Stored items
┌────────
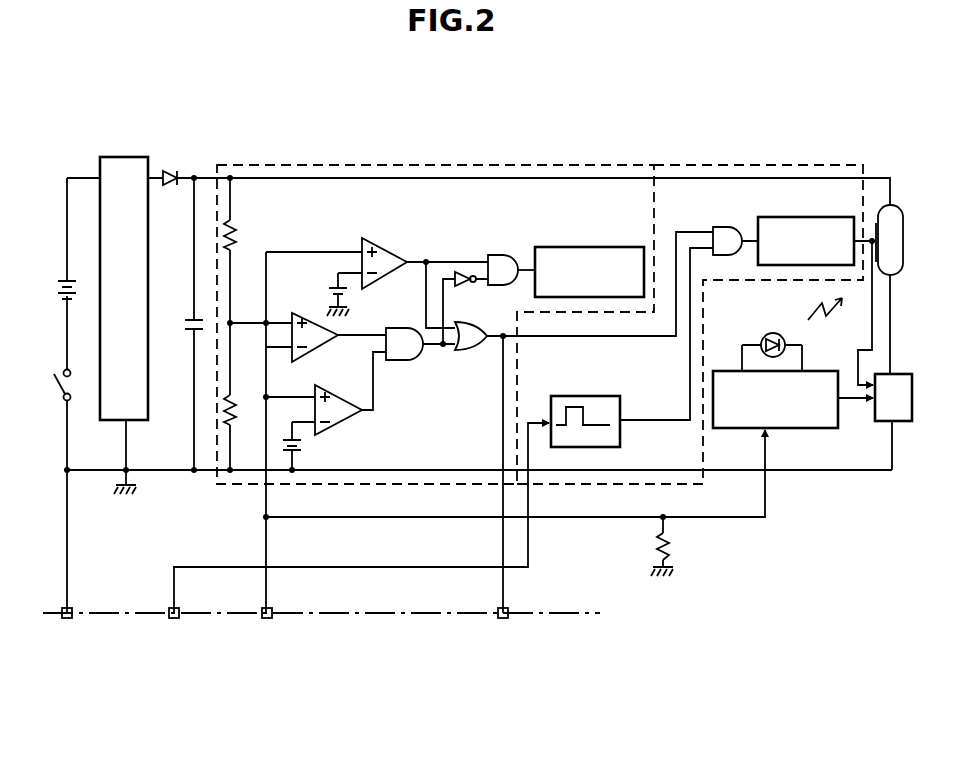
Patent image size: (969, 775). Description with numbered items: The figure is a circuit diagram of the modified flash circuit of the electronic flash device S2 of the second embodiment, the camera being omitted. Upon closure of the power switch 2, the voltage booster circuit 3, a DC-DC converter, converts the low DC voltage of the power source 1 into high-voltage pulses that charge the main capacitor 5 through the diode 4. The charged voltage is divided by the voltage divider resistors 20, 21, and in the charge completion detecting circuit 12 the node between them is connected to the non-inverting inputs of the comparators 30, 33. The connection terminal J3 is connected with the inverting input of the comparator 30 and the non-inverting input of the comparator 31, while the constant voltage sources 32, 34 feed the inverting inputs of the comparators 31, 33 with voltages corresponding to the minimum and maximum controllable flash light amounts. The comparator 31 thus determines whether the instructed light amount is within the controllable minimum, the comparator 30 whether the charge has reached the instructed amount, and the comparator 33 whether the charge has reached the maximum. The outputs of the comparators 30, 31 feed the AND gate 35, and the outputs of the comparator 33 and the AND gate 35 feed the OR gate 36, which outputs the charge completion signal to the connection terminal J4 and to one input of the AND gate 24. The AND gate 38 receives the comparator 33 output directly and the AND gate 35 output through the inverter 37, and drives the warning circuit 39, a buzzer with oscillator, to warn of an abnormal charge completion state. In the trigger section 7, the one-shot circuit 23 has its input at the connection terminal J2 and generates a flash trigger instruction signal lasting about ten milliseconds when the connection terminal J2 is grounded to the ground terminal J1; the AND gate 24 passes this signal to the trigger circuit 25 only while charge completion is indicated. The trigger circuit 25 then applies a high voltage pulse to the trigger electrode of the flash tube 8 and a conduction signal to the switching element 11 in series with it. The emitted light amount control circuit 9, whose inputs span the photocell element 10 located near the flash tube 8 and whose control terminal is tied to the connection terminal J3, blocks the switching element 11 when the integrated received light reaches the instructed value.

The power source 1 is at (62, 292).
The power switch 2 is at (61, 390).
The voltage booster circuit 3 is at (151, 387).
The diode 4 is at (170, 171).
The main capacitor 5 is at (192, 330).
The trigger section 7 is at (719, 164).
The flash tube 8 is at (903, 216).
The emitted light amount control circuit 9 is at (786, 429).
The photocell element 10 is at (766, 336).
The switching element 11 is at (907, 374).
The charge completion detecting circuit 12 is at (330, 164).
The voltage dividing resistor 20 is at (235, 236).
The voltage dividing resistor 21 is at (237, 409).
The one-shot circuit 23 is at (590, 396).
The AND gate 24 is at (727, 227).
The trigger circuit 25 is at (812, 215).
The comparator 30 is at (320, 346).
The comparator 31 is at (350, 418).
The constant voltage source 32 is at (301, 445).
The comparator 33 is at (383, 278).
The constant voltage source 34 is at (337, 289).
The AND gate 35 is at (403, 361).
The OR gate 36 is at (468, 351).
The inverter 37 is at (463, 286).
The AND gate 38 is at (512, 255).
The warning circuit 39 is at (582, 247).
The ground terminal J1 is at (73, 607).
The connection terminal J2 is at (180, 607).
The connection terminal J3 is at (273, 607).
The connection terminal J4 is at (509, 607).
The electronic flash device S2 is at (731, 542).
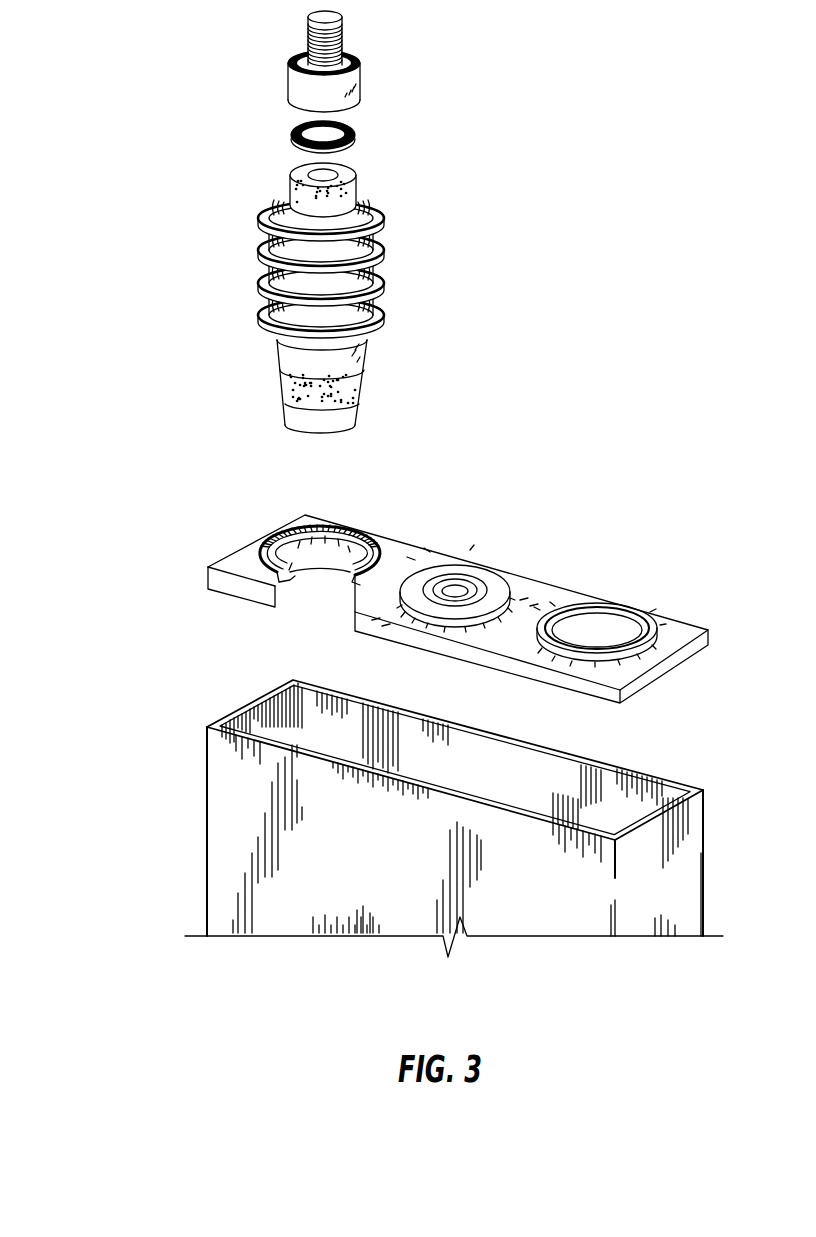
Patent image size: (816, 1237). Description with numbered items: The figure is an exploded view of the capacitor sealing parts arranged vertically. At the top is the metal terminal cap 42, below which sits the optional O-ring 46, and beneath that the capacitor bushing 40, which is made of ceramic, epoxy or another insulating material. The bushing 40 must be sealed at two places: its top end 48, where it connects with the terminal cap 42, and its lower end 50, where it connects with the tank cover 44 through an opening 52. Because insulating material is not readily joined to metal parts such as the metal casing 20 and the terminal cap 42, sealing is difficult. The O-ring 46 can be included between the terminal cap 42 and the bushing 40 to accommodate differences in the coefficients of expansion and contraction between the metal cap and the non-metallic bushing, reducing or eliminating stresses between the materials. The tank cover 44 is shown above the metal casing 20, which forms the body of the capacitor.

The metal casing 20 is at (230, 805).
The capacitor bushing 40 is at (388, 291).
The terminal cap 42 is at (360, 78).
The tank cover 44 is at (685, 632).
The O-ring 46 is at (353, 133).
The top end 48 is at (355, 185).
The lower end 50 is at (364, 388).
The opening 52 is at (352, 540).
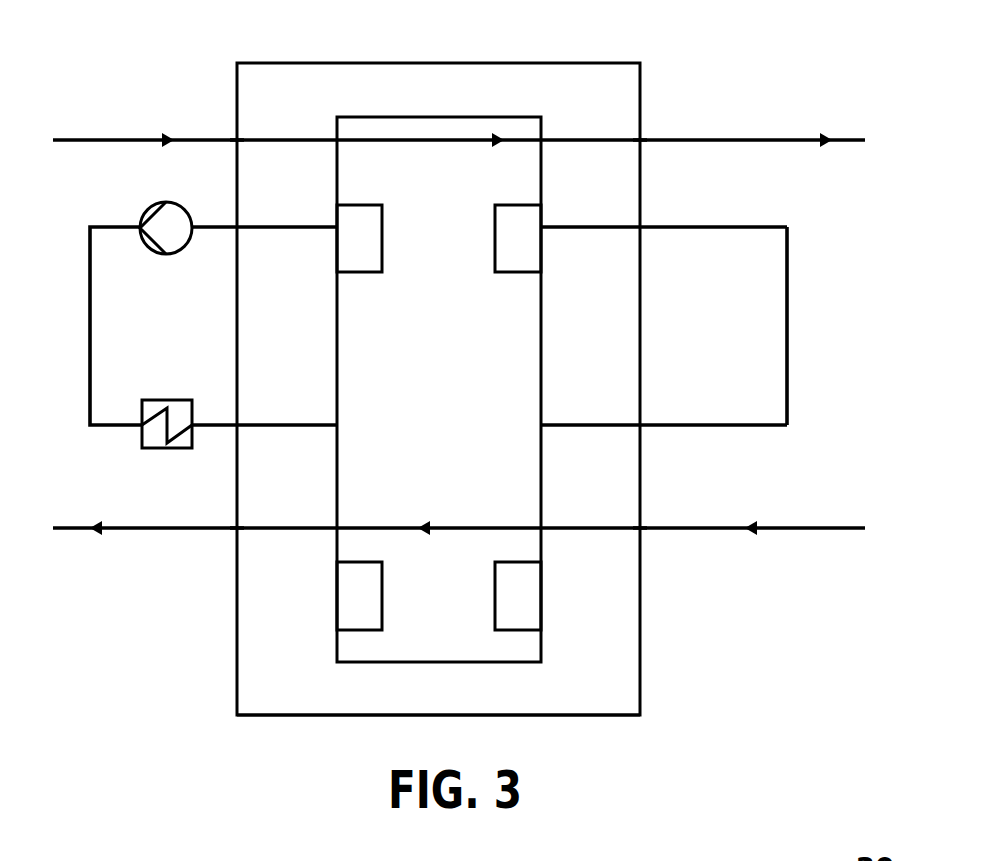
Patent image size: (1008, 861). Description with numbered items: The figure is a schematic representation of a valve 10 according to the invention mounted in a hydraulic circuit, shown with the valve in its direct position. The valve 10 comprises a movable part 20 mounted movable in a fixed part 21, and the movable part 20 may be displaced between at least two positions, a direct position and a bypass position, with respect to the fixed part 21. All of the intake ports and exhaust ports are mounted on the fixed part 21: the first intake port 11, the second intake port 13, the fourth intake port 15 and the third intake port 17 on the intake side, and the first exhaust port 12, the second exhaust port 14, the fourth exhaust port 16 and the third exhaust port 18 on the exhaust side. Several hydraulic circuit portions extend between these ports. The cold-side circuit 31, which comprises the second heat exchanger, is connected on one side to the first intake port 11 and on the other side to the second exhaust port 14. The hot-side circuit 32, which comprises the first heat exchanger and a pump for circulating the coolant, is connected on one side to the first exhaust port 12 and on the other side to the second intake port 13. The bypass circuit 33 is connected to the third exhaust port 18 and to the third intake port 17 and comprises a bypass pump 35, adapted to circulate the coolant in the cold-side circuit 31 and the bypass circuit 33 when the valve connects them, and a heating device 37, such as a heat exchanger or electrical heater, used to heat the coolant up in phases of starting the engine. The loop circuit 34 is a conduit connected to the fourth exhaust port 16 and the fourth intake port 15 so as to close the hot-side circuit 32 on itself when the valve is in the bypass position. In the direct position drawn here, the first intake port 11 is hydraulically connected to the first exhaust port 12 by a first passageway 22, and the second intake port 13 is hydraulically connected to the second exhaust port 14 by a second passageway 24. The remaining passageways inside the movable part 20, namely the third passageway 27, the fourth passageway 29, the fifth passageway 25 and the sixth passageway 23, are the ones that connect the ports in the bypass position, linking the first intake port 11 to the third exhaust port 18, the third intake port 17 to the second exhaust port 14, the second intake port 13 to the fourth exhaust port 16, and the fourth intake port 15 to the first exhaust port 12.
└────────
WHAT TO PRODUCE - Print the stretch from the line containing "Patent image size: (816, 1237)." through the line containing "The terminal cap 42 is at (360, 78).", word for word.

EXPECTED ANSWER -
Patent image size: (816, 1237). Description with numbered items: The figure is an exploded view of the capacitor sealing parts arranged vertically. At the top is the metal terminal cap 42, below which sits the optional O-ring 46, and beneath that the capacitor bushing 40, which is made of ceramic, epoxy or another insulating material. The bushing 40 must be sealed at two places: its top end 48, where it connects with the terminal cap 42, and its lower end 50, where it connects with the tank cover 44 through an opening 52. Because insulating material is not readily joined to metal parts such as the metal casing 20 and the terminal cap 42, sealing is difficult. The O-ring 46 can be included between the terminal cap 42 and the bushing 40 to accommodate differences in the coefficients of expansion and contraction between the metal cap and the non-metallic bushing, reducing or eliminating stresses between the materials. The tank cover 44 is shown above the metal casing 20, which forms the body of the capacitor.

The metal casing 20 is at (230, 805).
The capacitor bushing 40 is at (388, 291).
The terminal cap 42 is at (360, 78).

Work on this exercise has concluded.